** START OF Information provided **

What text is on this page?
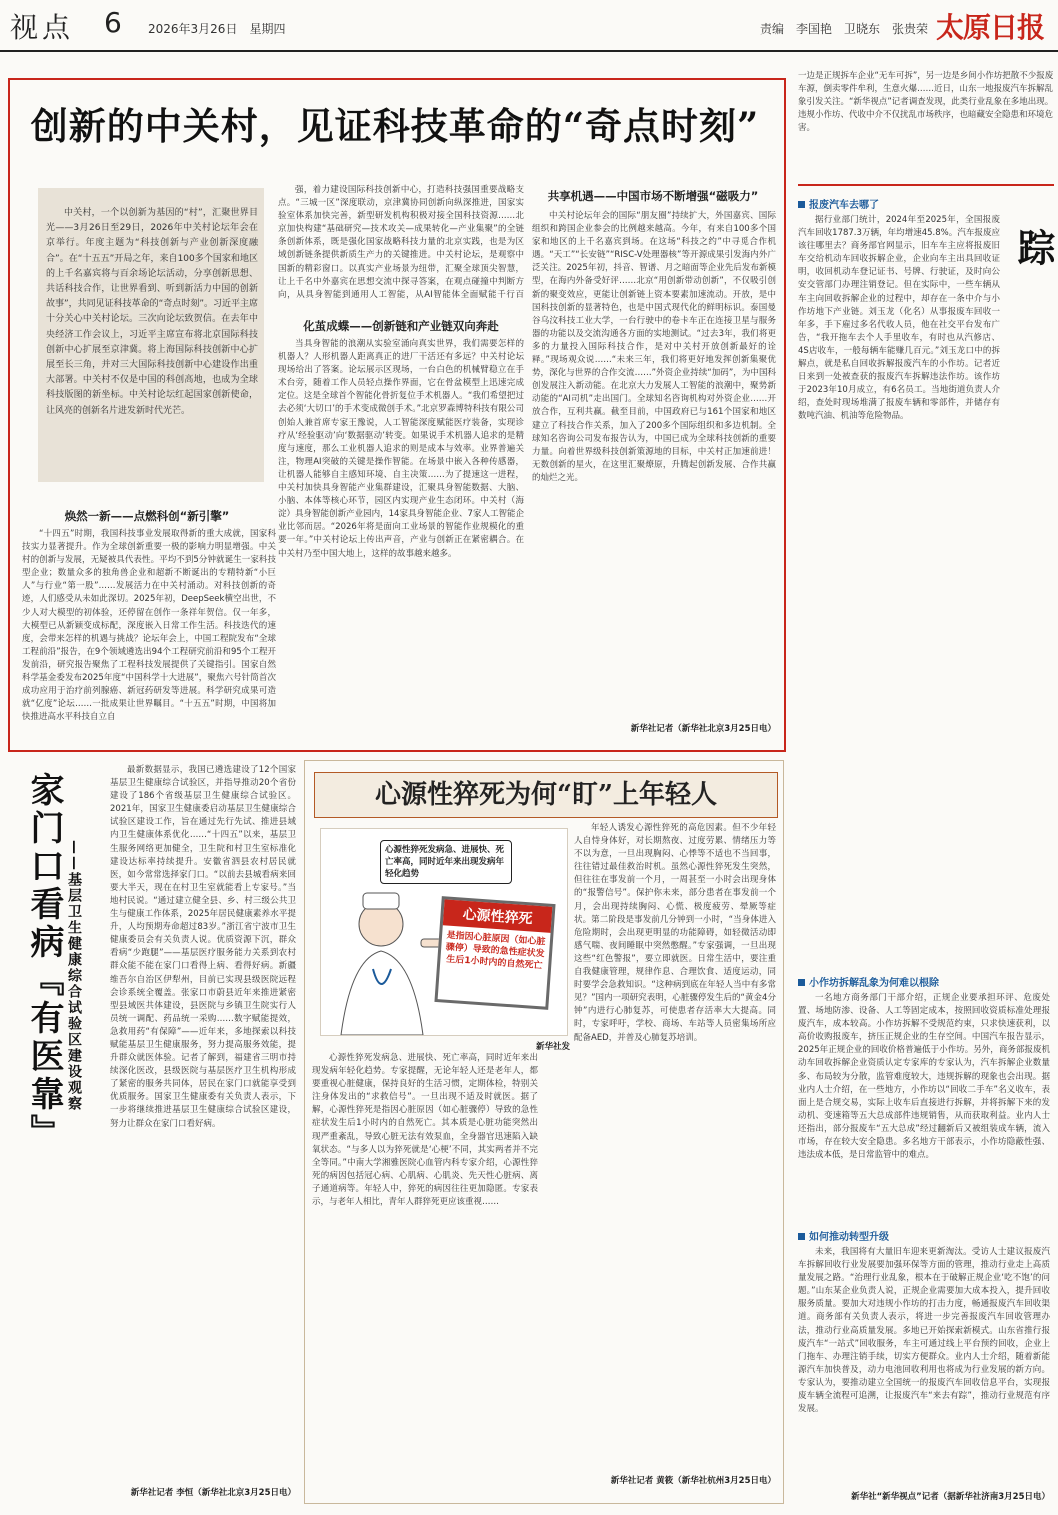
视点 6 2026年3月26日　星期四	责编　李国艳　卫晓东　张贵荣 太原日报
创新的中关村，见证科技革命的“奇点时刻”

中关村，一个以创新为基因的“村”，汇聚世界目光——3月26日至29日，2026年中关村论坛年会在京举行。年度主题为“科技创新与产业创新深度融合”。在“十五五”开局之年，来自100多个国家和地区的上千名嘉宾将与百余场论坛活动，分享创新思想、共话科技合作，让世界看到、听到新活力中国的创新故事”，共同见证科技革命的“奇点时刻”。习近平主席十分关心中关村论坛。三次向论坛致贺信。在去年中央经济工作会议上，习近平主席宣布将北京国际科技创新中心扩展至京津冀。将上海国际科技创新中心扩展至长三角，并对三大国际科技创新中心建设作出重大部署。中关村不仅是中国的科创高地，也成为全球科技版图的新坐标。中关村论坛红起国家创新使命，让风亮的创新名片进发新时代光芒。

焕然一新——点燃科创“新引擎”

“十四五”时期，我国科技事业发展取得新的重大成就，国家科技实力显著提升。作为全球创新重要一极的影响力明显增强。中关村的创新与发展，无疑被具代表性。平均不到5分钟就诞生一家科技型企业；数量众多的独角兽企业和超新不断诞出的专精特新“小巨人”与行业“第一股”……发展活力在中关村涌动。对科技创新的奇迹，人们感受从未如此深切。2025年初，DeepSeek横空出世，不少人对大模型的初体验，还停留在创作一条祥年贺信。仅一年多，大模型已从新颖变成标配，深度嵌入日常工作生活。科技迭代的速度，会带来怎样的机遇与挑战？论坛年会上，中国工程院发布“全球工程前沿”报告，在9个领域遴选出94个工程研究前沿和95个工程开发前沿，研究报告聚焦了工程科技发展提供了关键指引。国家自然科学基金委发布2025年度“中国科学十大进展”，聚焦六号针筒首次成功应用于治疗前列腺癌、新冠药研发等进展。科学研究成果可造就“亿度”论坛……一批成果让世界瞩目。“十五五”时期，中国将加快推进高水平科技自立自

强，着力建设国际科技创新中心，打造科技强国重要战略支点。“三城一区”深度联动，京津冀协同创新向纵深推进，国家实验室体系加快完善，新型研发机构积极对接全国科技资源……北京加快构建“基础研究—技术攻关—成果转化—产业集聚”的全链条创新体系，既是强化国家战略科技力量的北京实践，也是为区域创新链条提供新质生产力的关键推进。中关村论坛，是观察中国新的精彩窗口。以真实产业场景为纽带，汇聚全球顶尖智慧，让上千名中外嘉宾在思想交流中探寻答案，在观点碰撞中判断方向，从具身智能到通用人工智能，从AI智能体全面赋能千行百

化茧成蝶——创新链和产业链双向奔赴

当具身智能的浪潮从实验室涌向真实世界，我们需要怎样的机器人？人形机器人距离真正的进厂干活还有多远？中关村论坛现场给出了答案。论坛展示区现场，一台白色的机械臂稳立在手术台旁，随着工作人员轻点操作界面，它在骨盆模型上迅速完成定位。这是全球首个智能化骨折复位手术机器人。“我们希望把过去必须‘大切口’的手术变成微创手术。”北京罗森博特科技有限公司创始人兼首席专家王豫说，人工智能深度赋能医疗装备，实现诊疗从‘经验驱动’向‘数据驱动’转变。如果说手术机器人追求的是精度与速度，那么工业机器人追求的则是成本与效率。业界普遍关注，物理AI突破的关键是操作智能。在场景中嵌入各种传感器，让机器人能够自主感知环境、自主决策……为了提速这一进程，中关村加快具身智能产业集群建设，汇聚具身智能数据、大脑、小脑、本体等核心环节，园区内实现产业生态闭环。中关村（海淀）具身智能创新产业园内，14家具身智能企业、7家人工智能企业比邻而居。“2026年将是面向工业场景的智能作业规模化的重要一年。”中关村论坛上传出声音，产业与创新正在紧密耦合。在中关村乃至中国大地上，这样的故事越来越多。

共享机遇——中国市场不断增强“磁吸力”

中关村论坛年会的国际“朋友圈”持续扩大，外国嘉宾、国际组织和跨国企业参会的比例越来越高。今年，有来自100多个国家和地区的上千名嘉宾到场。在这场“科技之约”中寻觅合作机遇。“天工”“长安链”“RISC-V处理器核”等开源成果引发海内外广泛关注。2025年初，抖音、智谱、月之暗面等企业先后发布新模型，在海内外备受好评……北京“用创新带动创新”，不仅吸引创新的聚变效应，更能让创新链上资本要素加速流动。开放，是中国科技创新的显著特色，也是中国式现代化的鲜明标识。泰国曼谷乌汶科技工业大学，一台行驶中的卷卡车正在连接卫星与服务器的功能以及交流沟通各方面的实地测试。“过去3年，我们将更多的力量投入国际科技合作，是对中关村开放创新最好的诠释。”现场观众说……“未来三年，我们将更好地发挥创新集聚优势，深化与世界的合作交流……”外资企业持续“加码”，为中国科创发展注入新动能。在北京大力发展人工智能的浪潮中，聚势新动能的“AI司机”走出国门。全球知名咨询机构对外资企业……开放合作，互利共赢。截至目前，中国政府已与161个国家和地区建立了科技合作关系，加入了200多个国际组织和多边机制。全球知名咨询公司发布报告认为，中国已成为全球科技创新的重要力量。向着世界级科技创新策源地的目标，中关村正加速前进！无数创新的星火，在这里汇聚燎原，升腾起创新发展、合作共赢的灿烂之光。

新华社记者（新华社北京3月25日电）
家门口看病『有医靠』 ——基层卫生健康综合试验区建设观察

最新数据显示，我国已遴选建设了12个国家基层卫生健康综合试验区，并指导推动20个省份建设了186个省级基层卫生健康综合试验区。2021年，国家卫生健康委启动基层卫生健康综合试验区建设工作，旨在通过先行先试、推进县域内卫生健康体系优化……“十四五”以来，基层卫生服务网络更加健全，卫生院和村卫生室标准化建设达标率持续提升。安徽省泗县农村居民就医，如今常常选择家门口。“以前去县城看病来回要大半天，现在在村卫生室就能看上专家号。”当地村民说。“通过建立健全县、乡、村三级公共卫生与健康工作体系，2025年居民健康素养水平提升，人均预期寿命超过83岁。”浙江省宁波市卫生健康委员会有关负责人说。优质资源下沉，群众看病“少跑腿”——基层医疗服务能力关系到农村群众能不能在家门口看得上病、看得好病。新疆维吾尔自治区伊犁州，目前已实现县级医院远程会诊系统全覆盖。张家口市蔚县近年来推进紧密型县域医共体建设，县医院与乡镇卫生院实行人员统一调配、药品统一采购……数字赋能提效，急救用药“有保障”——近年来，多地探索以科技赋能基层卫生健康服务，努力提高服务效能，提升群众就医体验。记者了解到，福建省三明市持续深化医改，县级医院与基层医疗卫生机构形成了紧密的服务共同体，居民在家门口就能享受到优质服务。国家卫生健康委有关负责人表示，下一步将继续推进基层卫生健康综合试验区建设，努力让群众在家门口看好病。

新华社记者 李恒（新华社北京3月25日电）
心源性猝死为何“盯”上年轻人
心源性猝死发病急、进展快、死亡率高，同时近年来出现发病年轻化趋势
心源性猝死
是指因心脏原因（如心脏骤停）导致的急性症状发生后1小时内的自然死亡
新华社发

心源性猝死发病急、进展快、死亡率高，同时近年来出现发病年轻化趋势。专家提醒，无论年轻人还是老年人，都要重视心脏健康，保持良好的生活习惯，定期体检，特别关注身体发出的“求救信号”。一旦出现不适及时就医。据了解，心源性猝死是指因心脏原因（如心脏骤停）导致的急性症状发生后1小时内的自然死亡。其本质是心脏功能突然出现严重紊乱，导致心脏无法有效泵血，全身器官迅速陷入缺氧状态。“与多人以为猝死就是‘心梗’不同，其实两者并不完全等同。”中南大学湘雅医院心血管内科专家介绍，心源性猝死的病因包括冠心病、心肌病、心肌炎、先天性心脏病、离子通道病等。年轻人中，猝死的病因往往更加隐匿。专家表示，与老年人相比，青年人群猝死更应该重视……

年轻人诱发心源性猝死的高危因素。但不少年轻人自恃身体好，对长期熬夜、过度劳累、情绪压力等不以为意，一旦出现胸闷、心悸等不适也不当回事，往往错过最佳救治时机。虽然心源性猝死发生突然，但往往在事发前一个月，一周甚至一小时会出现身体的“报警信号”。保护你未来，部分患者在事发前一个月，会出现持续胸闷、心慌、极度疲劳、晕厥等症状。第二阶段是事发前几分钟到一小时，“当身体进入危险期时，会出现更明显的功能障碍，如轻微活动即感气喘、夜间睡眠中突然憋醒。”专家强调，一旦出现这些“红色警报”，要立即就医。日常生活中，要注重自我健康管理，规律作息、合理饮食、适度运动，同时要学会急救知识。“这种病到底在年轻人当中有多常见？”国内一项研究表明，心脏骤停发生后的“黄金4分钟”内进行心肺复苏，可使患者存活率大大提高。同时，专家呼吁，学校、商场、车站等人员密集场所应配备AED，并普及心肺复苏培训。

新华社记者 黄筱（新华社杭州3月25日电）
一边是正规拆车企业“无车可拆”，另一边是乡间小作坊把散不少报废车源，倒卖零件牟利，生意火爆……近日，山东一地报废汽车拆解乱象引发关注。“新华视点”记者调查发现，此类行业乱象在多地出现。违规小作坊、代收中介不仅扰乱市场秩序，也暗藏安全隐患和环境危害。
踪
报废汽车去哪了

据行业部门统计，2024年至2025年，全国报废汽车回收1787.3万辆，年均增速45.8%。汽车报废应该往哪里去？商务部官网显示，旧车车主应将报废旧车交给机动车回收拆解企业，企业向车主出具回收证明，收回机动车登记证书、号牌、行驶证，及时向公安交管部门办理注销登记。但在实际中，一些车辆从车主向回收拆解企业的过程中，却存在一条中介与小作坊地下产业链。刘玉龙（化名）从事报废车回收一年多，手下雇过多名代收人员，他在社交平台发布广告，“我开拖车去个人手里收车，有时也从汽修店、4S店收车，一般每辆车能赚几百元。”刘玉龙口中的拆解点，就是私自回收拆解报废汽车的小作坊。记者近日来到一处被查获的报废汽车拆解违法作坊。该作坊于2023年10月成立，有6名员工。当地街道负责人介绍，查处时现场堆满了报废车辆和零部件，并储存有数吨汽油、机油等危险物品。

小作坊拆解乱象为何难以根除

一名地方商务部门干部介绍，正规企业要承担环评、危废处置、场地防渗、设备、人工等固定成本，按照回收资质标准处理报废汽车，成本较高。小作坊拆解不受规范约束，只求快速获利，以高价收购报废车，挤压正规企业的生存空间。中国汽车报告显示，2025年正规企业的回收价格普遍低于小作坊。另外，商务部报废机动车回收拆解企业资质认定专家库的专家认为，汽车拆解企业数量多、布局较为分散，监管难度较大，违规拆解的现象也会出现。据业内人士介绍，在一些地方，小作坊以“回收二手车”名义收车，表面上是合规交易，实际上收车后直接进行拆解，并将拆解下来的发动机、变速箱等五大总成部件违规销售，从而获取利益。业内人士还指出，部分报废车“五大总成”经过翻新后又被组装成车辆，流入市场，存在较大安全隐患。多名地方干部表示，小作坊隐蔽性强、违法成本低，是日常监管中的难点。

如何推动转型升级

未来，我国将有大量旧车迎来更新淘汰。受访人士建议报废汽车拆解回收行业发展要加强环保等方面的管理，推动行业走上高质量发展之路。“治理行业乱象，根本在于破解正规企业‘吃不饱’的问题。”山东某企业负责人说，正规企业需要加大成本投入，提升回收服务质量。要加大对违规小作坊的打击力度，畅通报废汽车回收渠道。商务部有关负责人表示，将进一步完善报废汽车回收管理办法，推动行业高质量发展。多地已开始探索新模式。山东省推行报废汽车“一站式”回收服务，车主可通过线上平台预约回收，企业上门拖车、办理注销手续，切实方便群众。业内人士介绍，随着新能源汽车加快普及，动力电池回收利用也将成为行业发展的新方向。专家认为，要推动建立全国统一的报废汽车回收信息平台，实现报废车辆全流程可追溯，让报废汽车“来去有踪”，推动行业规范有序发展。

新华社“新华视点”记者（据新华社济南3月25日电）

** END OF Information provided **
** START OF Information provided **

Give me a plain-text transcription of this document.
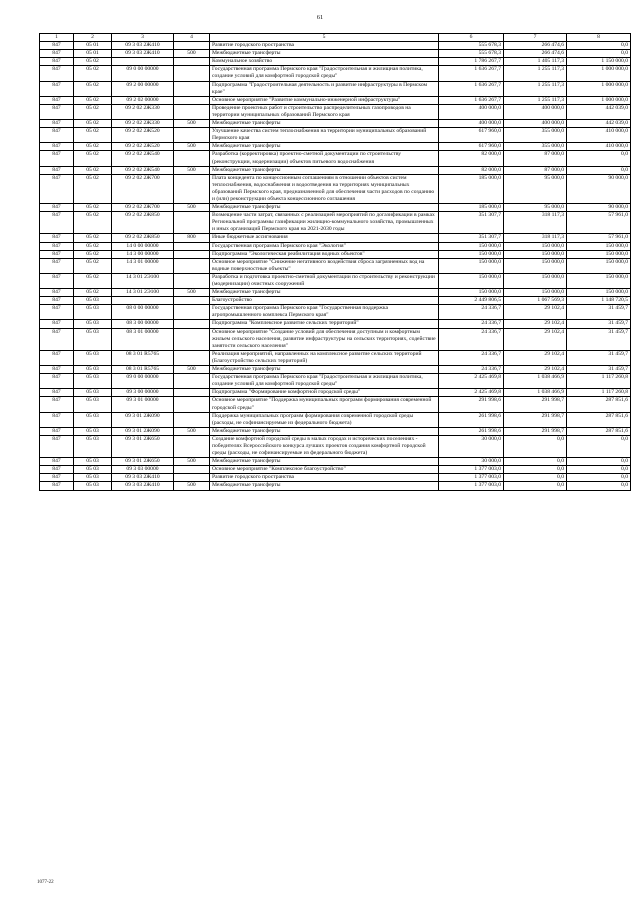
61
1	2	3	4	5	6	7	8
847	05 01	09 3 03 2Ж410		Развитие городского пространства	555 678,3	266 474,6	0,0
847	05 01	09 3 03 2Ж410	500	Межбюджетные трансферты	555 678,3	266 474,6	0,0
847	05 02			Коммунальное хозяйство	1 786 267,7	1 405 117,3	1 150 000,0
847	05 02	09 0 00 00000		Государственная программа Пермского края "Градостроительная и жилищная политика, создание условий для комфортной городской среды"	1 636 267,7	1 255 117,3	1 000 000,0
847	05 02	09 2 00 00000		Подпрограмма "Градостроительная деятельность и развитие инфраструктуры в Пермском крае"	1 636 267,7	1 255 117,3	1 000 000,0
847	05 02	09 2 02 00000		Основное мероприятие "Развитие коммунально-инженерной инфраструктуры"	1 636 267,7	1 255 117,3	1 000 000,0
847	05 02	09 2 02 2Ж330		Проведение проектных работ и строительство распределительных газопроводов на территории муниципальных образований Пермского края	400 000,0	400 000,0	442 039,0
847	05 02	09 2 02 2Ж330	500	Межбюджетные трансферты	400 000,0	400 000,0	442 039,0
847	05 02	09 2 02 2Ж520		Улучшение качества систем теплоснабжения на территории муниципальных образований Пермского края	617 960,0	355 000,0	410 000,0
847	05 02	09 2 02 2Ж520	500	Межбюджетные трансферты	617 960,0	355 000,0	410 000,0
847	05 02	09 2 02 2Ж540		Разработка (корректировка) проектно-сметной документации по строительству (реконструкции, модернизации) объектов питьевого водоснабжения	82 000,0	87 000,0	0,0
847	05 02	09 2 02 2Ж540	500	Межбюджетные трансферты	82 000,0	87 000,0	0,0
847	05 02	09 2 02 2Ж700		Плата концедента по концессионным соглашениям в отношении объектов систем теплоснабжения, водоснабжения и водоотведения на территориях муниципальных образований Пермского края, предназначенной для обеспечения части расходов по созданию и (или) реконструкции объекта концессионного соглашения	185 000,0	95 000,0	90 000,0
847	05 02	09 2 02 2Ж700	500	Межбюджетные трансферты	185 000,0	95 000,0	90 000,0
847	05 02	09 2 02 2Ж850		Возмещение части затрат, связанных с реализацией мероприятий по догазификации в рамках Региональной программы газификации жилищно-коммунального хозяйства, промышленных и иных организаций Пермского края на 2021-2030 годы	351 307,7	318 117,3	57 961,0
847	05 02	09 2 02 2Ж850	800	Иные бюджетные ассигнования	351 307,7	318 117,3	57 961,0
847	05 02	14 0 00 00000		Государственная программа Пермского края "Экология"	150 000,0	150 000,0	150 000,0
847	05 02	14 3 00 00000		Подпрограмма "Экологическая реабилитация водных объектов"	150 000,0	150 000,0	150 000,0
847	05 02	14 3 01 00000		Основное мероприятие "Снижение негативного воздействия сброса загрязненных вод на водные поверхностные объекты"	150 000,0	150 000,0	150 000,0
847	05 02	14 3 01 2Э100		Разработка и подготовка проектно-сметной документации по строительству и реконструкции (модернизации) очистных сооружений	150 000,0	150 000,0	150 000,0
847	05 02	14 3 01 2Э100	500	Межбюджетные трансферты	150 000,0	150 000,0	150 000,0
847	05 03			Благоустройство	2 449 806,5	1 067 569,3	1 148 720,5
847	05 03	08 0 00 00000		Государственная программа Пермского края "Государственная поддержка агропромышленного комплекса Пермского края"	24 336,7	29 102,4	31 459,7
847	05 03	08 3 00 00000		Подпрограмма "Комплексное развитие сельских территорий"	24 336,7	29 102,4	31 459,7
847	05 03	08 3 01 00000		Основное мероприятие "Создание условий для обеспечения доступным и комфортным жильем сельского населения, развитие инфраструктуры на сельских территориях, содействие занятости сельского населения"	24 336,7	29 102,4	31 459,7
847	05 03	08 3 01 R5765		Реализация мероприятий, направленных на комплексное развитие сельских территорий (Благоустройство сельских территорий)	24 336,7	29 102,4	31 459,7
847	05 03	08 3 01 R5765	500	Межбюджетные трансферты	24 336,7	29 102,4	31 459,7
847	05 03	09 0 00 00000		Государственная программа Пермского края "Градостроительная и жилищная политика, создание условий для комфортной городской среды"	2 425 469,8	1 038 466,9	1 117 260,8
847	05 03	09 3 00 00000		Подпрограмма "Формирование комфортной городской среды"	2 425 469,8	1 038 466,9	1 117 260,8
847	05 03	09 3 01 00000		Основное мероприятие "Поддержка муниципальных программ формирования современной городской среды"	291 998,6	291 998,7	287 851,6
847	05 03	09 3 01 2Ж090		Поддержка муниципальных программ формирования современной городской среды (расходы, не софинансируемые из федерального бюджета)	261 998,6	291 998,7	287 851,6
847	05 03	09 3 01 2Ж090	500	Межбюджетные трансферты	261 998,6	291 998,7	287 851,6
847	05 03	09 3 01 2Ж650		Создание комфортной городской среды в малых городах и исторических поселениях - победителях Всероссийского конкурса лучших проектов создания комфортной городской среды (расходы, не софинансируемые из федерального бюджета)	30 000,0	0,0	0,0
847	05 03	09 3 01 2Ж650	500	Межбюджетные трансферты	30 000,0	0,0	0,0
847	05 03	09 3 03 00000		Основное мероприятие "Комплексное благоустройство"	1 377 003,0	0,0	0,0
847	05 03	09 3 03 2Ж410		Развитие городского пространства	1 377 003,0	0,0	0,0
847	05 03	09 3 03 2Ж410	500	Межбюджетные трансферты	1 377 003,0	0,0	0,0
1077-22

** END OF Information provided **
** START OF Information provided **

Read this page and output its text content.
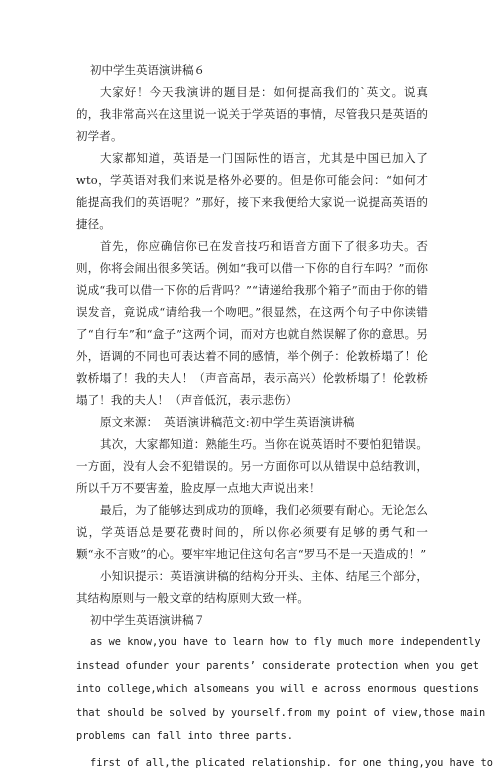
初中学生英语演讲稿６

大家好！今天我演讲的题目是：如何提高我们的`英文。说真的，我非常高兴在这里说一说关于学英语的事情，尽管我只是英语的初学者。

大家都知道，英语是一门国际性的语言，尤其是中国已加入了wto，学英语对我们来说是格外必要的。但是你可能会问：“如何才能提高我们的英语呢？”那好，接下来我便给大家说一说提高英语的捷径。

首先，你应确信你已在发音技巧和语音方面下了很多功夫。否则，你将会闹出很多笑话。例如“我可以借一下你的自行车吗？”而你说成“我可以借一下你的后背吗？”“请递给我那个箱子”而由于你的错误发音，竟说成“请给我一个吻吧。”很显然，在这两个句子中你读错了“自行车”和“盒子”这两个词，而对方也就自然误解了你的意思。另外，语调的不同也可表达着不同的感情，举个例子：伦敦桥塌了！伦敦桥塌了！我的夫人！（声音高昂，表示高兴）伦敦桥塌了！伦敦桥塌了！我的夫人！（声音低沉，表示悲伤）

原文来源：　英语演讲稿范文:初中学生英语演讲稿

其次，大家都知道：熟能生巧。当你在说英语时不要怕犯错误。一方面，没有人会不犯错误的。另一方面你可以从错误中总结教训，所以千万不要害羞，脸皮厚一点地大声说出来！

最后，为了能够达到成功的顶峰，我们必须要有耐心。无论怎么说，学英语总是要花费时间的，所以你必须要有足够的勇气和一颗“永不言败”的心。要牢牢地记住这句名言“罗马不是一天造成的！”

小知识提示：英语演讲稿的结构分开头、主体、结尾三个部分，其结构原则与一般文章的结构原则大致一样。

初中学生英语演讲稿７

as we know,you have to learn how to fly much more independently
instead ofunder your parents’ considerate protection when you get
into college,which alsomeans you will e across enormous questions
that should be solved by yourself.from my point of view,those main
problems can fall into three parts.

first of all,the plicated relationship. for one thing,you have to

** END OF Information provided **

• **Given task**: Filter the records for lines holding the string "Разработка". Copy each one.

• **Correct result**:
847	05 02	09 2 02 2Ж540		Разработка (корректировка) проектно-сметной документации по строительству (реконструкции, модернизации) объектов питьевого водоснабжения	82 000,0	87 000,0	0,0
847	05 02	14 3 01 2Э100		Разработка и подготовка проектно-сметной документации по строительству и реконструкции (модернизации) очистных сооружений	150 000,0	150 000,0	150 000,0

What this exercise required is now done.